## Task details
Below is some material; transcribe all of it exactly.

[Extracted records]
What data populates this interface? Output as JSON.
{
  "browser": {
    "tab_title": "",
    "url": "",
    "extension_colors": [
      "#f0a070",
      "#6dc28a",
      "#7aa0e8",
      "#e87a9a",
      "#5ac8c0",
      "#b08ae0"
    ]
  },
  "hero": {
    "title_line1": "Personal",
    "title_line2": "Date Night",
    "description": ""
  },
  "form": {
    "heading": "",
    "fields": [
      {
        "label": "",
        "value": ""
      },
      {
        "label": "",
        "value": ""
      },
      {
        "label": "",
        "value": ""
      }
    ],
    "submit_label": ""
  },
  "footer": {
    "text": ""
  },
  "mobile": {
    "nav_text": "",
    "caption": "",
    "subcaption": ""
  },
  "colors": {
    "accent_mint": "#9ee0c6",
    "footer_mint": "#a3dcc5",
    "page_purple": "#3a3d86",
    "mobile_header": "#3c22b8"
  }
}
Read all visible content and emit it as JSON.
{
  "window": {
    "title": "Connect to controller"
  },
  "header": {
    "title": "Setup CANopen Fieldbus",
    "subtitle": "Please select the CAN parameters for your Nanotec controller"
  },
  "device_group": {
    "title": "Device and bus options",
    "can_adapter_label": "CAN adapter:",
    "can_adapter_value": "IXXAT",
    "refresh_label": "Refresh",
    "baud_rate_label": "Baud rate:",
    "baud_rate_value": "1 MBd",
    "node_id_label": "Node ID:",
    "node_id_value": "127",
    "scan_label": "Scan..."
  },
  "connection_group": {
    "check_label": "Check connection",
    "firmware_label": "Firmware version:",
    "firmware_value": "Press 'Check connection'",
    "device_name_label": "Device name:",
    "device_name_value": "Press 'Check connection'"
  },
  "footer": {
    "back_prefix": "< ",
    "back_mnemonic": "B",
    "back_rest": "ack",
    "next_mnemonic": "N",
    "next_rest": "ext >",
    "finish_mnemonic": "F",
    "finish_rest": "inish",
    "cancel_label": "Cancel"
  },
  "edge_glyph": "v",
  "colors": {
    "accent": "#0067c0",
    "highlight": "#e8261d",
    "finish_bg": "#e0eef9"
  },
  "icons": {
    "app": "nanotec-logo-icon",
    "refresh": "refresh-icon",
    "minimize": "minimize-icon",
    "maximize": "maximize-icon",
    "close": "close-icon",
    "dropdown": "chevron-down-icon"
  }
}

## Solved problem
What data populates this interface? Output as JSON.
{
  "browser": {
    "tab_title": "",
    "url": "",
    "extension_colors": [
      "#f0a070",
      "#6dc28a",
      "#7aa0e8",
      "#e87a9a",
      "#5ac8c0",
      "#b08ae0"
    ]
  },
  "hero": {
    "title_line1": "Personal",
    "title_line2": "Date Night",
    "description": ""
  },
  "form": {
    "heading": "",
    "fields": [
      {
        "label": "",
        "value": ""
      },
      {
        "label": "",
        "value": ""
      },
      {
        "label": "",
        "value": ""
      }
    ],
    "submit_label": ""
  },
  "footer": {
    "text": ""
  },
  "mobile": {
    "nav_text": "",
    "caption": "",
    "subcaption": ""
  },
  "colors": {
    "accent_mint": "#9ee0c6",
    "footer_mint": "#a3dcc5",
    "page_purple": "#3a3d86",
    "mobile_header": "#3c22b8"
  }
}
Read all visible content and emit it as JSON.
{
  "window": {
    "title": "Connect to controller"
  },
  "header": {
    "title": "Setup CANopen Fieldbus",
    "subtitle": "Please select the CAN parameters for your Nanotec controller"
  },
  "device_group": {
    "title": "Device and bus options",
    "can_adapter_label": "CAN adapter:",
    "can_adapter_value": "IXXAT",
    "refresh_label": "Refresh",
    "baud_rate_label": "Baud rate:",
    "baud_rate_value": "1 MBd",
    "node_id_label": "Node ID:",
    "node_id_value": "127",
    "scan_label": "Scan..."
  },
  "connection_group": {
    "check_label": "Check connection",
    "firmware_label": "Firmware version:",
    "firmware_value": "Press 'Check connection'",
    "device_name_label": "Device name:",
    "device_name_value": "Press 'Check connection'"
  },
  "footer": {
    "back_prefix": "< ",
    "back_mnemonic": "B",
    "back_rest": "ack",
    "next_mnemonic": "N",
    "next_rest": "ext >",
    "finish_mnemonic": "F",
    "finish_rest": "inish",
    "cancel_label": "Cancel"
  },
  "edge_glyph": "v",
  "colors": {
    "accent": "#0067c0",
    "highlight": "#e8261d",
    "finish_bg": "#e0eef9"
  },
  "icons": {
    "app": "nanotec-logo-icon",
    "refresh": "refresh-icon",
    "minimize": "minimize-icon",
    "maximize": "maximize-icon",
    "close": "close-icon",
    "dropdown": "chevron-down-icon"
  }
}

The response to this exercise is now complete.